Dataset entries

•••••

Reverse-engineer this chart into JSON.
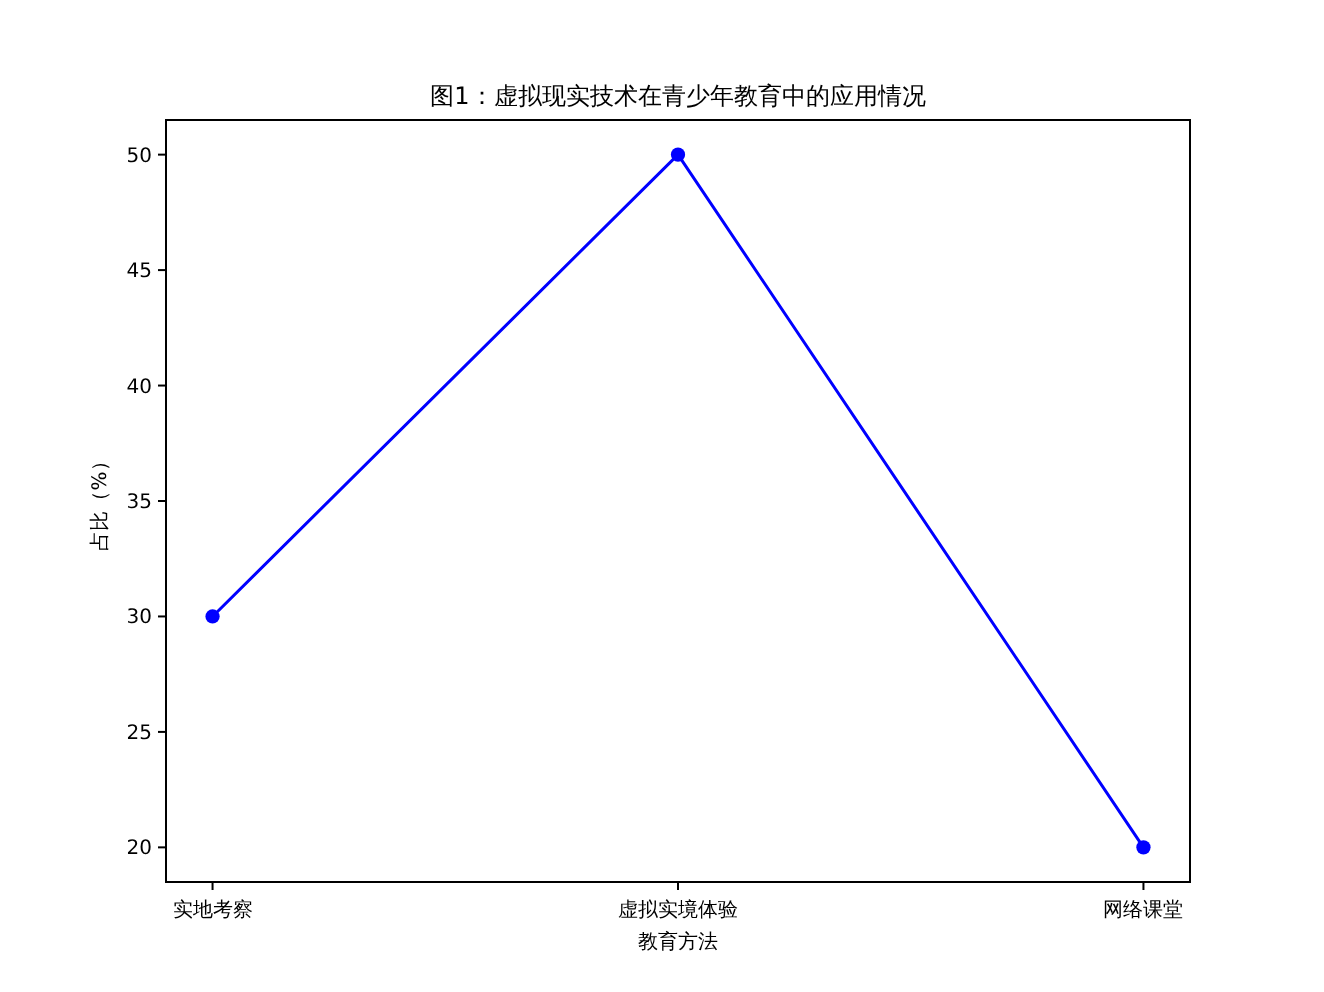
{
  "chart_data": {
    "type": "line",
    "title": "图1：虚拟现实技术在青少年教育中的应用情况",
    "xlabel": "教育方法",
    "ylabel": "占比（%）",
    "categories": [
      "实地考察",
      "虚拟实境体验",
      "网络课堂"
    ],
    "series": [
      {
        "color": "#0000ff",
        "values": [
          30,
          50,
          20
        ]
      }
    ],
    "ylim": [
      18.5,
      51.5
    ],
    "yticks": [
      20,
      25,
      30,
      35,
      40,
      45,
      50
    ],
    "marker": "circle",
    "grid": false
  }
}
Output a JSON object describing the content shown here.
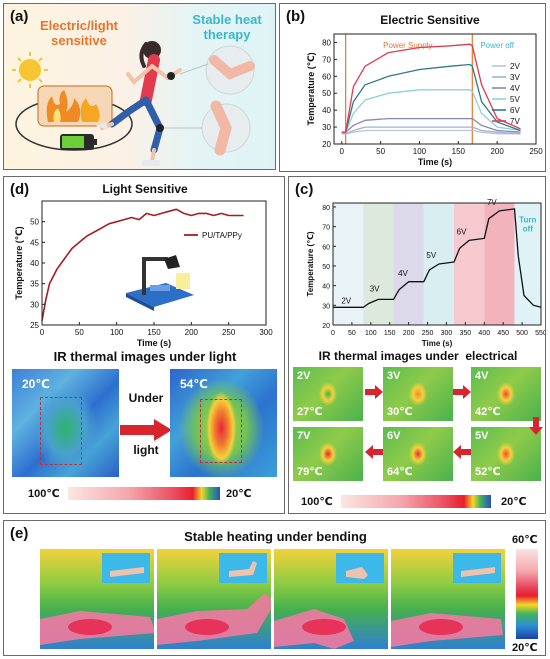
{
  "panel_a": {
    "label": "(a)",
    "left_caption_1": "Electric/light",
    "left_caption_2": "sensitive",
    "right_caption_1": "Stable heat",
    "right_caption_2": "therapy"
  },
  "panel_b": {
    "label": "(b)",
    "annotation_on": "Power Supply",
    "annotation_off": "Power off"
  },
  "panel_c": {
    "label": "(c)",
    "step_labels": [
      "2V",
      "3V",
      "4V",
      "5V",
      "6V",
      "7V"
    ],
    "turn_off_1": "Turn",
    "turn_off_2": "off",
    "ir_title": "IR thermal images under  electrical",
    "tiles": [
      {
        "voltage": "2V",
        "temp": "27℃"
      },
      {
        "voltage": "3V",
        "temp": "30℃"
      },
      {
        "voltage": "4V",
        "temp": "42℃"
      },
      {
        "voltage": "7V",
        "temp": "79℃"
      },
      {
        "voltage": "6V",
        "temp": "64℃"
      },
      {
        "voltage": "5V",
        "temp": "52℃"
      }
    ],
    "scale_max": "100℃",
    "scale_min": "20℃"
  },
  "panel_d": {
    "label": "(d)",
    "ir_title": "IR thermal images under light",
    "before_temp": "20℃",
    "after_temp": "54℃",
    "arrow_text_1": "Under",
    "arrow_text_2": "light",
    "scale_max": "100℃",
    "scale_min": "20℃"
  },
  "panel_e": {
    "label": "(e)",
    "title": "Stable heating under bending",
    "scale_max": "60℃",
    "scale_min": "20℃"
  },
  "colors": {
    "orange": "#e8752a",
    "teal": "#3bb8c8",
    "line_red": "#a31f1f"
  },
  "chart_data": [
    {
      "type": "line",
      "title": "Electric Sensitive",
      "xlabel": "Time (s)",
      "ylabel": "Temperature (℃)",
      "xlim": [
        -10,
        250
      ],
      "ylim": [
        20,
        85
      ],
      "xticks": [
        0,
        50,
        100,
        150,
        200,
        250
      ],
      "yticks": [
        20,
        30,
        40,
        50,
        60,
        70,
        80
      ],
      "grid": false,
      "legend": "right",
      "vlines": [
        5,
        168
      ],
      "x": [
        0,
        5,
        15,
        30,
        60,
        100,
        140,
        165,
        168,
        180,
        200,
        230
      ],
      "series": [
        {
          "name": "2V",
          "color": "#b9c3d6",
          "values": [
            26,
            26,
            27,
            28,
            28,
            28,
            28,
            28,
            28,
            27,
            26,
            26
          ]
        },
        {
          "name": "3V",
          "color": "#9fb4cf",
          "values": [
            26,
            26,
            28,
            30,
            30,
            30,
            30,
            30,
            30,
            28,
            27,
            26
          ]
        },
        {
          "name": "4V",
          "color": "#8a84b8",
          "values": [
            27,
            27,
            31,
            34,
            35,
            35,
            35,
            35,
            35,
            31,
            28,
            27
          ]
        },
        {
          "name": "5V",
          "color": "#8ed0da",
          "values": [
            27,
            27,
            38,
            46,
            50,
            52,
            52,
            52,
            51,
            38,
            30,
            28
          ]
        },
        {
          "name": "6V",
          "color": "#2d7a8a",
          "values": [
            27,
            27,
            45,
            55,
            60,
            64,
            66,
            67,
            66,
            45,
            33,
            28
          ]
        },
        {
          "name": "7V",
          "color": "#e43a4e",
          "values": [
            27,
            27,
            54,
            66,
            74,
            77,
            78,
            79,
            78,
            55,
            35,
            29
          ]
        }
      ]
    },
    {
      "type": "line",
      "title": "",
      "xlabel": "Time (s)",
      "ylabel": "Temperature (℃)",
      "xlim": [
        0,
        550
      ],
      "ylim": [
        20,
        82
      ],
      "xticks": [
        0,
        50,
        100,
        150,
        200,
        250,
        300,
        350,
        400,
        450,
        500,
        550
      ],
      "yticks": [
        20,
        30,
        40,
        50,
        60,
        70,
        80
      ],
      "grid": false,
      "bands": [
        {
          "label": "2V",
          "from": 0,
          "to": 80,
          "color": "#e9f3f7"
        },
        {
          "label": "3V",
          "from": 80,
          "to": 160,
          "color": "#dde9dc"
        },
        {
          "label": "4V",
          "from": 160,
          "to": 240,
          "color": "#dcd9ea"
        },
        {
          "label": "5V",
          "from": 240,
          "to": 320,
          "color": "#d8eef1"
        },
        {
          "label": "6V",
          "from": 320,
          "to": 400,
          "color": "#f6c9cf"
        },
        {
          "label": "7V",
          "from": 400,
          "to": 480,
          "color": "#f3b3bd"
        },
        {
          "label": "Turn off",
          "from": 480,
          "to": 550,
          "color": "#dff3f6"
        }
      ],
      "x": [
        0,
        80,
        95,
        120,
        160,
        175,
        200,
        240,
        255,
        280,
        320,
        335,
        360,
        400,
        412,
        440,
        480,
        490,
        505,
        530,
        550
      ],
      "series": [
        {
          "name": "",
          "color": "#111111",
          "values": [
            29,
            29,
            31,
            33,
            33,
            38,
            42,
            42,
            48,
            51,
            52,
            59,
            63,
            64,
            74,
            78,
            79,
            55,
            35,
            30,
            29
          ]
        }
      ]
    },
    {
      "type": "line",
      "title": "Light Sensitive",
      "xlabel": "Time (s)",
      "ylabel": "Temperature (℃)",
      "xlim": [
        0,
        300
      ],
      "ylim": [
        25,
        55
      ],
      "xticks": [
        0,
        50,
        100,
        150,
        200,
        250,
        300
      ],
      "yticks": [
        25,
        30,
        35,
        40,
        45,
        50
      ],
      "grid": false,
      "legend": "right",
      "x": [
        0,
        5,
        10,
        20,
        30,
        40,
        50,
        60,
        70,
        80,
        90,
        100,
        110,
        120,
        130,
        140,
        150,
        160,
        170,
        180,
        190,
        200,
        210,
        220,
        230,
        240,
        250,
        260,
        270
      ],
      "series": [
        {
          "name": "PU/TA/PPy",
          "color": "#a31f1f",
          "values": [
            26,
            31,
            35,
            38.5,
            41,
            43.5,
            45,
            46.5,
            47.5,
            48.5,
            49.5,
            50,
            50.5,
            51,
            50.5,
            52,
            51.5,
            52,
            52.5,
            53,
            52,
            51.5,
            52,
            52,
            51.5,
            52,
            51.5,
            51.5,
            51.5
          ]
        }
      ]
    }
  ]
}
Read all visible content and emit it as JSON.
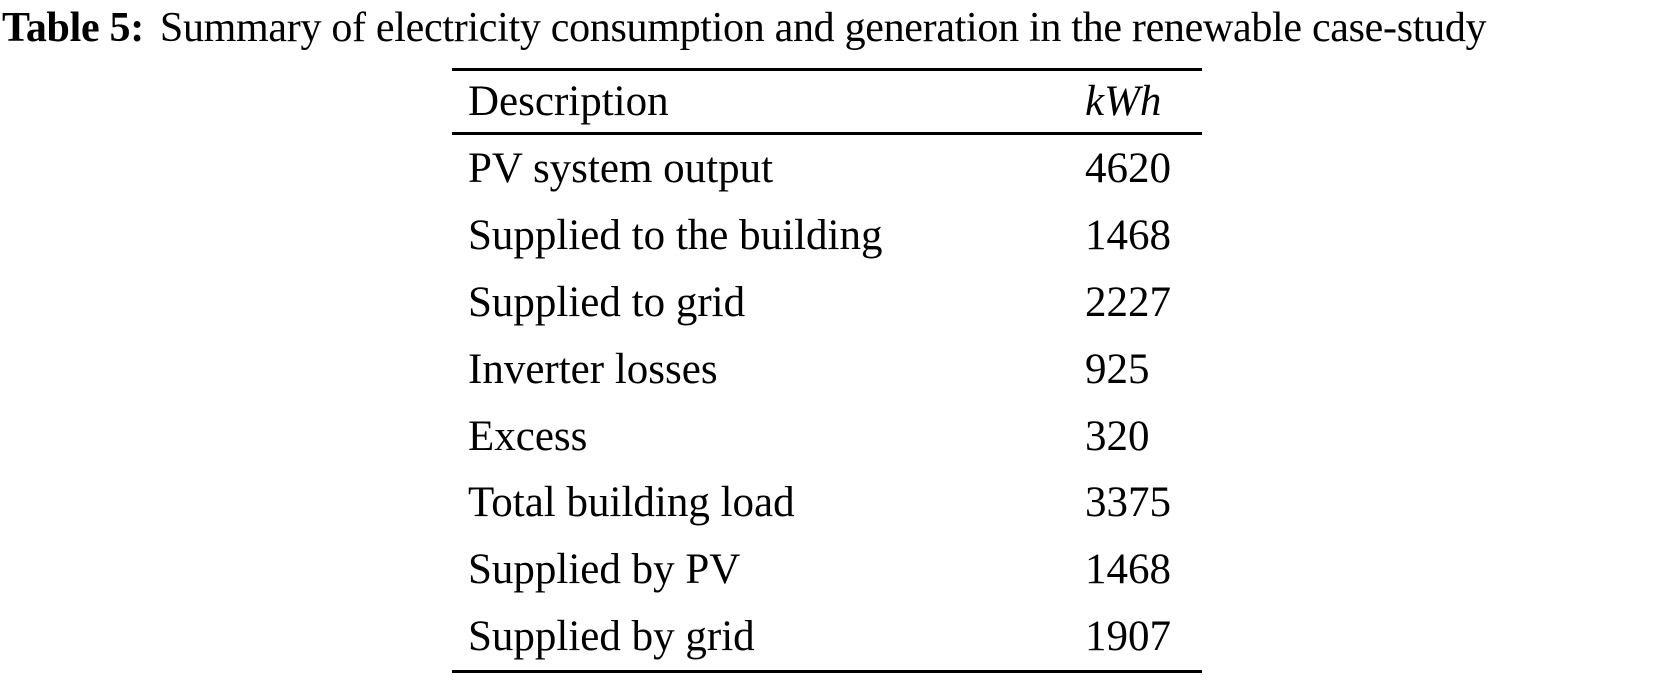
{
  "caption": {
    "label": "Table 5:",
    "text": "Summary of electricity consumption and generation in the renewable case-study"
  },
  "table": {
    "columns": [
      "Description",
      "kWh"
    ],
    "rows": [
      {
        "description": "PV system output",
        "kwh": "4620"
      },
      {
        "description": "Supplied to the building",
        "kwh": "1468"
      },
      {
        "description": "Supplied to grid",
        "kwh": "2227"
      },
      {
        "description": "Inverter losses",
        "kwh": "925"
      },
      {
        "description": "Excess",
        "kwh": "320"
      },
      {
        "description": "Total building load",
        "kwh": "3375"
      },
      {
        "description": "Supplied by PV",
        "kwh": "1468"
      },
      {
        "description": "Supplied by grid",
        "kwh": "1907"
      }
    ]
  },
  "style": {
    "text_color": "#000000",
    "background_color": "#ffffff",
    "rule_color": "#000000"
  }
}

•••••

_Exercise_.
Every record above must be given again exactly; drop the pictures.

_Final answer_.
Reverse-engineer this chart into JSON.
{
  "chart_data": {
    "type": "line",
    "title": "图1：虚拟现实技术在青少年教育中的应用情况",
    "xlabel": "教育方法",
    "ylabel": "占比（%）",
    "categories": [
      "实地考察",
      "虚拟实境体验",
      "网络课堂"
    ],
    "series": [
      {
        "color": "#0000ff",
        "values": [
          30,
          50,
          20
        ]
      }
    ],
    "ylim": [
      18.5,
      51.5
    ],
    "yticks": [
      20,
      25,
      30,
      35,
      40,
      45,
      50
    ],
    "marker": "circle",
    "grid": false
  }
}
Output a JSON object describing the content shown here.
{
  "panel_a": {
    "label": "(a)",
    "left_caption_1": "Electric/light",
    "left_caption_2": "sensitive",
    "right_caption_1": "Stable heat",
    "right_caption_2": "therapy"
  },
  "panel_b": {
    "label": "(b)",
    "annotation_on": "Power Supply",
    "annotation_off": "Power off"
  },
  "panel_c": {
    "label": "(c)",
    "step_labels": [
      "2V",
      "3V",
      "4V",
      "5V",
      "6V",
      "7V"
    ],
    "turn_off_1": "Turn",
    "turn_off_2": "off",
    "ir_title": "IR thermal images under  electrical",
    "tiles": [
      {
        "voltage": "2V",
        "temp": "27℃"
      },
      {
        "voltage": "3V",
        "temp": "30℃"
      },
      {
        "voltage": "4V",
        "temp": "42℃"
      },
      {
        "voltage": "7V",
        "temp": "79℃"
      },
      {
        "voltage": "6V",
        "temp": "64℃"
      },
      {
        "voltage": "5V",
        "temp": "52℃"
      }
    ],
    "scale_max": "100℃",
    "scale_min": "20℃"
  },
  "panel_d": {
    "label": "(d)",
    "ir_title": "IR thermal images under light",
    "before_temp": "20℃",
    "after_temp": "54℃",
    "arrow_text_1": "Under",
    "arrow_text_2": "light",
    "scale_max": "100℃",
    "scale_min": "20℃"
  },
  "panel_e": {
    "label": "(e)",
    "title": "Stable heating under bending",
    "scale_max": "60℃",
    "scale_min": "20℃"
  },
  "colors": {
    "orange": "#e8752a",
    "teal": "#3bb8c8",
    "line_red": "#a31f1f"
  },
  "chart_data": [
    {
      "type": "line",
      "title": "Electric Sensitive",
      "xlabel": "Time (s)",
      "ylabel": "Temperature (℃)",
      "xlim": [
        -10,
        250
      ],
      "ylim": [
        20,
        85
      ],
      "xticks": [
        0,
        50,
        100,
        150,
        200,
        250
      ],
      "yticks": [
        20,
        30,
        40,
        50,
        60,
        70,
        80
      ],
      "grid": false,
      "legend": "right",
      "vlines": [
        5,
        168
      ],
      "x": [
        0,
        5,
        15,
        30,
        60,
        100,
        140,
        165,
        168,
        180,
        200,
        230
      ],
      "series": [
        {
          "name": "2V",
          "color": "#b9c3d6",
          "values": [
            26,
            26,
            27,
            28,
            28,
            28,
            28,
            28,
            28,
            27,
            26,
            26
          ]
        },
        {
          "name": "3V",
          "color": "#9fb4cf",
          "values": [
            26,
            26,
            28,
            30,
            30,
            30,
            30,
            30,
            30,
            28,
            27,
            26
          ]
        },
        {
          "name": "4V",
          "color": "#8a84b8",
          "values": [
            27,
            27,
            31,
            34,
            35,
            35,
            35,
            35,
            35,
            31,
            28,
            27
          ]
        },
        {
          "name": "5V",
          "color": "#8ed0da",
          "values": [
            27,
            27,
            38,
            46,
            50,
            52,
            52,
            52,
            51,
            38,
            30,
            28
          ]
        },
        {
          "name": "6V",
          "color": "#2d7a8a",
          "values": [
            27,
            27,
            45,
            55,
            60,
            64,
            66,
            67,
            66,
            45,
            33,
            28
          ]
        },
        {
          "name": "7V",
          "color": "#e43a4e",
          "values": [
            27,
            27,
            54,
            66,
            74,
            77,
            78,
            79,
            78,
            55,
            35,
            29
          ]
        }
      ]
    },
    {
      "type": "line",
      "title": "",
      "xlabel": "Time (s)",
      "ylabel": "Temperature (℃)",
      "xlim": [
        0,
        550
      ],
      "ylim": [
        20,
        82
      ],
      "xticks": [
        0,
        50,
        100,
        150,
        200,
        250,
        300,
        350,
        400,
        450,
        500,
        550
      ],
      "yticks": [
        20,
        30,
        40,
        50,
        60,
        70,
        80
      ],
      "grid": false,
      "bands": [
        {
          "label": "2V",
          "from": 0,
          "to": 80,
          "color": "#e9f3f7"
        },
        {
          "label": "3V",
          "from": 80,
          "to": 160,
          "color": "#dde9dc"
        },
        {
          "label": "4V",
          "from": 160,
          "to": 240,
          "color": "#dcd9ea"
        },
        {
          "label": "5V",
          "from": 240,
          "to": 320,
          "color": "#d8eef1"
        },
        {
          "label": "6V",
          "from": 320,
          "to": 400,
          "color": "#f6c9cf"
        },
        {
          "label": "7V",
          "from": 400,
          "to": 480,
          "color": "#f3b3bd"
        },
        {
          "label": "Turn off",
          "from": 480,
          "to": 550,
          "color": "#dff3f6"
        }
      ],
      "x": [
        0,
        80,
        95,
        120,
        160,
        175,
        200,
        240,
        255,
        280,
        320,
        335,
        360,
        400,
        412,
        440,
        480,
        490,
        505,
        530,
        550
      ],
      "series": [
        {
          "name": "",
          "color": "#111111",
          "values": [
            29,
            29,
            31,
            33,
            33,
            38,
            42,
            42,
            48,
            51,
            52,
            59,
            63,
            64,
            74,
            78,
            79,
            55,
            35,
            30,
            29
          ]
        }
      ]
    },
    {
      "type": "line",
      "title": "Light Sensitive",
      "xlabel": "Time (s)",
      "ylabel": "Temperature (℃)",
      "xlim": [
        0,
        300
      ],
      "ylim": [
        25,
        55
      ],
      "xticks": [
        0,
        50,
        100,
        150,
        200,
        250,
        300
      ],
      "yticks": [
        25,
        30,
        35,
        40,
        45,
        50
      ],
      "grid": false,
      "legend": "right",
      "x": [
        0,
        5,
        10,
        20,
        30,
        40,
        50,
        60,
        70,
        80,
        90,
        100,
        110,
        120,
        130,
        140,
        150,
        160,
        170,
        180,
        190,
        200,
        210,
        220,
        230,
        240,
        250,
        260,
        270
      ],
      "series": [
        {
          "name": "PU/TA/PPy",
          "color": "#a31f1f",
          "values": [
            26,
            31,
            35,
            38.5,
            41,
            43.5,
            45,
            46.5,
            47.5,
            48.5,
            49.5,
            50,
            50.5,
            51,
            50.5,
            52,
            51.5,
            52,
            52.5,
            53,
            52,
            51.5,
            52,
            52,
            51.5,
            52,
            51.5,
            51.5,
            51.5
          ]
        }
      ]
    }
  ]
}
Read all visible content and emit it as JSON.
{
  "caption": {
    "label": "Table 5:",
    "text": "Summary of electricity consumption and generation in the renewable case-study"
  },
  "table": {
    "columns": [
      "Description",
      "kWh"
    ],
    "rows": [
      {
        "description": "PV system output",
        "kwh": "4620"
      },
      {
        "description": "Supplied to the building",
        "kwh": "1468"
      },
      {
        "description": "Supplied to grid",
        "kwh": "2227"
      },
      {
        "description": "Inverter losses",
        "kwh": "925"
      },
      {
        "description": "Excess",
        "kwh": "320"
      },
      {
        "description": "Total building load",
        "kwh": "3375"
      },
      {
        "description": "Supplied by PV",
        "kwh": "1468"
      },
      {
        "description": "Supplied by grid",
        "kwh": "1907"
      }
    ]
  },
  "style": {
    "text_color": "#000000",
    "background_color": "#ffffff",
    "rule_color": "#000000"
  }
}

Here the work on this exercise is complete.